What you need to do ->
Pictures within the data are to be left out; everything else must be reproduced exactly.

Supplied data ->
▽
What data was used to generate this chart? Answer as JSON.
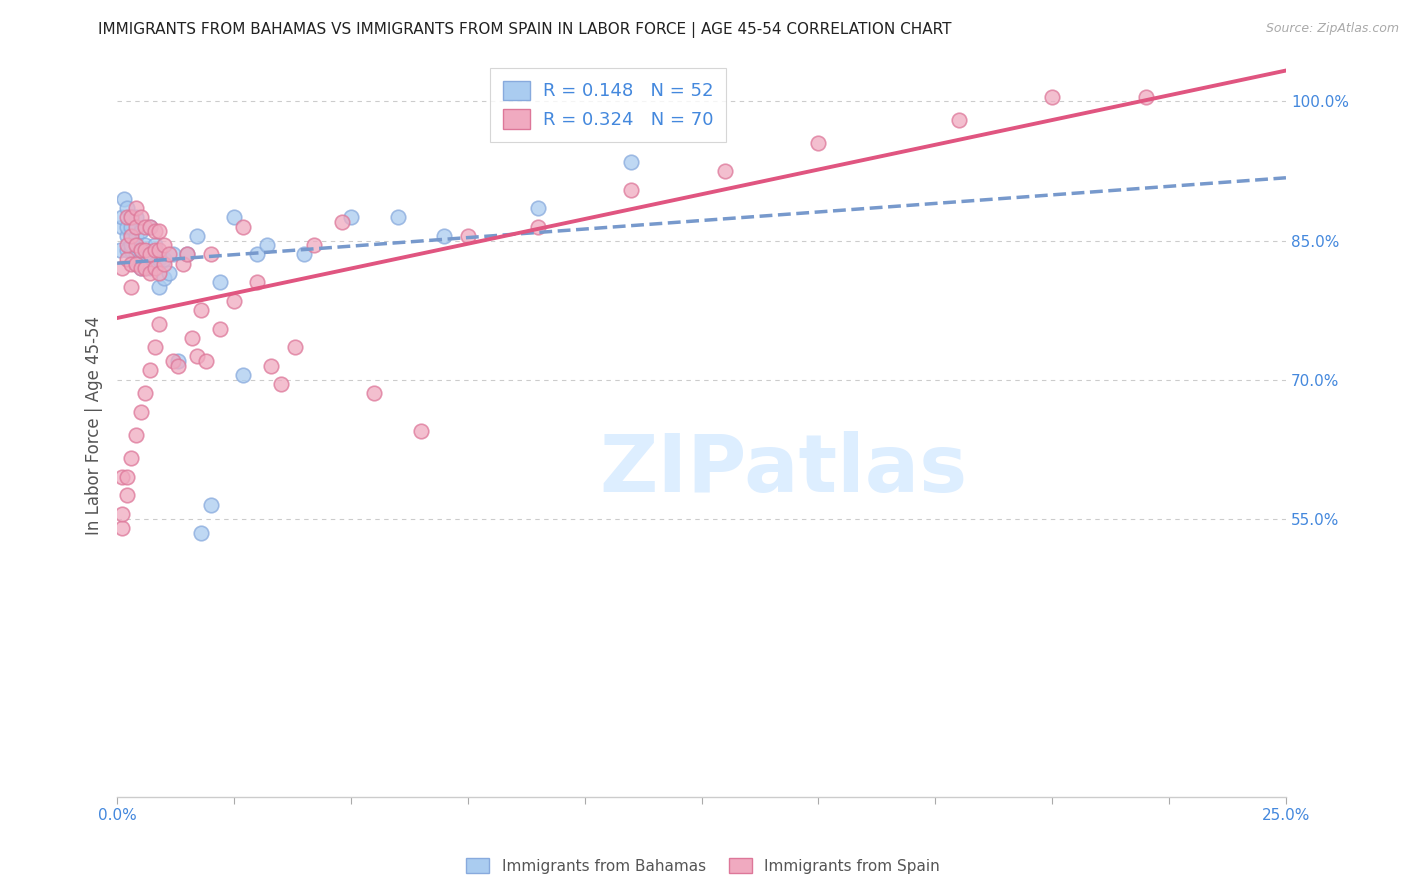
{
  "title": "IMMIGRANTS FROM BAHAMAS VS IMMIGRANTS FROM SPAIN IN LABOR FORCE | AGE 45-54 CORRELATION CHART",
  "source": "Source: ZipAtlas.com",
  "ylabel": "In Labor Force | Age 45-54",
  "xlim": [
    0.0,
    0.25
  ],
  "ylim": [
    0.25,
    1.05
  ],
  "yticks": [
    0.55,
    0.7,
    0.85,
    1.0
  ],
  "ytick_labels": [
    "55.0%",
    "70.0%",
    "85.0%",
    "100.0%"
  ],
  "xticks": [
    0.0,
    0.025,
    0.05,
    0.075,
    0.1,
    0.125,
    0.15,
    0.175,
    0.2,
    0.225,
    0.25
  ],
  "xtick_labels_left": "0.0%",
  "xtick_labels_right": "25.0%",
  "bahamas_R": 0.148,
  "bahamas_N": 52,
  "spain_R": 0.324,
  "spain_N": 70,
  "bahamas_color": "#aaccf0",
  "spain_color": "#f0aac0",
  "bahamas_edge_color": "#88aadd",
  "spain_edge_color": "#dd7799",
  "bahamas_line_color": "#7799cc",
  "spain_line_color": "#e05580",
  "tick_label_color": "#4488dd",
  "watermark_color": "#ddeeff",
  "watermark": "ZIPatlas",
  "bahamas_x": [
    0.0005,
    0.001,
    0.001,
    0.0015,
    0.002,
    0.002,
    0.002,
    0.002,
    0.003,
    0.003,
    0.003,
    0.003,
    0.003,
    0.004,
    0.004,
    0.004,
    0.004,
    0.004,
    0.005,
    0.005,
    0.005,
    0.005,
    0.006,
    0.006,
    0.006,
    0.007,
    0.007,
    0.007,
    0.008,
    0.008,
    0.009,
    0.009,
    0.01,
    0.01,
    0.011,
    0.012,
    0.013,
    0.015,
    0.017,
    0.018,
    0.02,
    0.022,
    0.025,
    0.027,
    0.03,
    0.032,
    0.04,
    0.05,
    0.06,
    0.07,
    0.09,
    0.11
  ],
  "bahamas_y": [
    0.84,
    0.865,
    0.875,
    0.895,
    0.84,
    0.855,
    0.865,
    0.885,
    0.84,
    0.845,
    0.855,
    0.865,
    0.875,
    0.825,
    0.835,
    0.845,
    0.855,
    0.875,
    0.82,
    0.83,
    0.84,
    0.86,
    0.82,
    0.835,
    0.845,
    0.82,
    0.835,
    0.865,
    0.825,
    0.845,
    0.8,
    0.83,
    0.81,
    0.83,
    0.815,
    0.835,
    0.72,
    0.835,
    0.855,
    0.535,
    0.565,
    0.805,
    0.875,
    0.705,
    0.835,
    0.845,
    0.835,
    0.875,
    0.875,
    0.855,
    0.885,
    0.935
  ],
  "spain_x": [
    0.001,
    0.001,
    0.002,
    0.002,
    0.002,
    0.003,
    0.003,
    0.003,
    0.003,
    0.004,
    0.004,
    0.004,
    0.004,
    0.005,
    0.005,
    0.005,
    0.006,
    0.006,
    0.006,
    0.007,
    0.007,
    0.007,
    0.008,
    0.008,
    0.008,
    0.009,
    0.009,
    0.009,
    0.01,
    0.01,
    0.011,
    0.012,
    0.013,
    0.014,
    0.015,
    0.016,
    0.017,
    0.018,
    0.019,
    0.02,
    0.022,
    0.025,
    0.027,
    0.03,
    0.033,
    0.035,
    0.038,
    0.042,
    0.048,
    0.055,
    0.065,
    0.075,
    0.09,
    0.11,
    0.13,
    0.15,
    0.18,
    0.2,
    0.001,
    0.001,
    0.002,
    0.002,
    0.003,
    0.004,
    0.005,
    0.006,
    0.007,
    0.008,
    0.009,
    0.22
  ],
  "spain_y": [
    0.595,
    0.82,
    0.83,
    0.845,
    0.875,
    0.8,
    0.825,
    0.855,
    0.875,
    0.825,
    0.845,
    0.865,
    0.885,
    0.82,
    0.84,
    0.875,
    0.82,
    0.84,
    0.865,
    0.815,
    0.835,
    0.865,
    0.82,
    0.84,
    0.86,
    0.815,
    0.84,
    0.86,
    0.825,
    0.845,
    0.835,
    0.72,
    0.715,
    0.825,
    0.835,
    0.745,
    0.725,
    0.775,
    0.72,
    0.835,
    0.755,
    0.785,
    0.865,
    0.805,
    0.715,
    0.695,
    0.735,
    0.845,
    0.87,
    0.685,
    0.645,
    0.855,
    0.865,
    0.905,
    0.925,
    0.955,
    0.98,
    1.005,
    0.54,
    0.555,
    0.575,
    0.595,
    0.615,
    0.64,
    0.665,
    0.685,
    0.71,
    0.735,
    0.76,
    1.005
  ]
}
△
Answer to the task ->
What data was used to generate this chart? Answer as JSON.
{
  "title": "IMMIGRANTS FROM BAHAMAS VS IMMIGRANTS FROM SPAIN IN LABOR FORCE | AGE 45-54 CORRELATION CHART",
  "source": "Source: ZipAtlas.com",
  "ylabel": "In Labor Force | Age 45-54",
  "xlim": [
    0.0,
    0.25
  ],
  "ylim": [
    0.25,
    1.05
  ],
  "yticks": [
    0.55,
    0.7,
    0.85,
    1.0
  ],
  "ytick_labels": [
    "55.0%",
    "70.0%",
    "85.0%",
    "100.0%"
  ],
  "xticks": [
    0.0,
    0.025,
    0.05,
    0.075,
    0.1,
    0.125,
    0.15,
    0.175,
    0.2,
    0.225,
    0.25
  ],
  "xtick_labels_left": "0.0%",
  "xtick_labels_right": "25.0%",
  "bahamas_R": 0.148,
  "bahamas_N": 52,
  "spain_R": 0.324,
  "spain_N": 70,
  "bahamas_color": "#aaccf0",
  "spain_color": "#f0aac0",
  "bahamas_edge_color": "#88aadd",
  "spain_edge_color": "#dd7799",
  "bahamas_line_color": "#7799cc",
  "spain_line_color": "#e05580",
  "tick_label_color": "#4488dd",
  "watermark_color": "#ddeeff",
  "watermark": "ZIPatlas",
  "bahamas_x": [
    0.0005,
    0.001,
    0.001,
    0.0015,
    0.002,
    0.002,
    0.002,
    0.002,
    0.003,
    0.003,
    0.003,
    0.003,
    0.003,
    0.004,
    0.004,
    0.004,
    0.004,
    0.004,
    0.005,
    0.005,
    0.005,
    0.005,
    0.006,
    0.006,
    0.006,
    0.007,
    0.007,
    0.007,
    0.008,
    0.008,
    0.009,
    0.009,
    0.01,
    0.01,
    0.011,
    0.012,
    0.013,
    0.015,
    0.017,
    0.018,
    0.02,
    0.022,
    0.025,
    0.027,
    0.03,
    0.032,
    0.04,
    0.05,
    0.06,
    0.07,
    0.09,
    0.11
  ],
  "bahamas_y": [
    0.84,
    0.865,
    0.875,
    0.895,
    0.84,
    0.855,
    0.865,
    0.885,
    0.84,
    0.845,
    0.855,
    0.865,
    0.875,
    0.825,
    0.835,
    0.845,
    0.855,
    0.875,
    0.82,
    0.83,
    0.84,
    0.86,
    0.82,
    0.835,
    0.845,
    0.82,
    0.835,
    0.865,
    0.825,
    0.845,
    0.8,
    0.83,
    0.81,
    0.83,
    0.815,
    0.835,
    0.72,
    0.835,
    0.855,
    0.535,
    0.565,
    0.805,
    0.875,
    0.705,
    0.835,
    0.845,
    0.835,
    0.875,
    0.875,
    0.855,
    0.885,
    0.935
  ],
  "spain_x": [
    0.001,
    0.001,
    0.002,
    0.002,
    0.002,
    0.003,
    0.003,
    0.003,
    0.003,
    0.004,
    0.004,
    0.004,
    0.004,
    0.005,
    0.005,
    0.005,
    0.006,
    0.006,
    0.006,
    0.007,
    0.007,
    0.007,
    0.008,
    0.008,
    0.008,
    0.009,
    0.009,
    0.009,
    0.01,
    0.01,
    0.011,
    0.012,
    0.013,
    0.014,
    0.015,
    0.016,
    0.017,
    0.018,
    0.019,
    0.02,
    0.022,
    0.025,
    0.027,
    0.03,
    0.033,
    0.035,
    0.038,
    0.042,
    0.048,
    0.055,
    0.065,
    0.075,
    0.09,
    0.11,
    0.13,
    0.15,
    0.18,
    0.2,
    0.001,
    0.001,
    0.002,
    0.002,
    0.003,
    0.004,
    0.005,
    0.006,
    0.007,
    0.008,
    0.009,
    0.22
  ],
  "spain_y": [
    0.595,
    0.82,
    0.83,
    0.845,
    0.875,
    0.8,
    0.825,
    0.855,
    0.875,
    0.825,
    0.845,
    0.865,
    0.885,
    0.82,
    0.84,
    0.875,
    0.82,
    0.84,
    0.865,
    0.815,
    0.835,
    0.865,
    0.82,
    0.84,
    0.86,
    0.815,
    0.84,
    0.86,
    0.825,
    0.845,
    0.835,
    0.72,
    0.715,
    0.825,
    0.835,
    0.745,
    0.725,
    0.775,
    0.72,
    0.835,
    0.755,
    0.785,
    0.865,
    0.805,
    0.715,
    0.695,
    0.735,
    0.845,
    0.87,
    0.685,
    0.645,
    0.855,
    0.865,
    0.905,
    0.925,
    0.955,
    0.98,
    1.005,
    0.54,
    0.555,
    0.575,
    0.595,
    0.615,
    0.64,
    0.665,
    0.685,
    0.71,
    0.735,
    0.76,
    1.005
  ]
}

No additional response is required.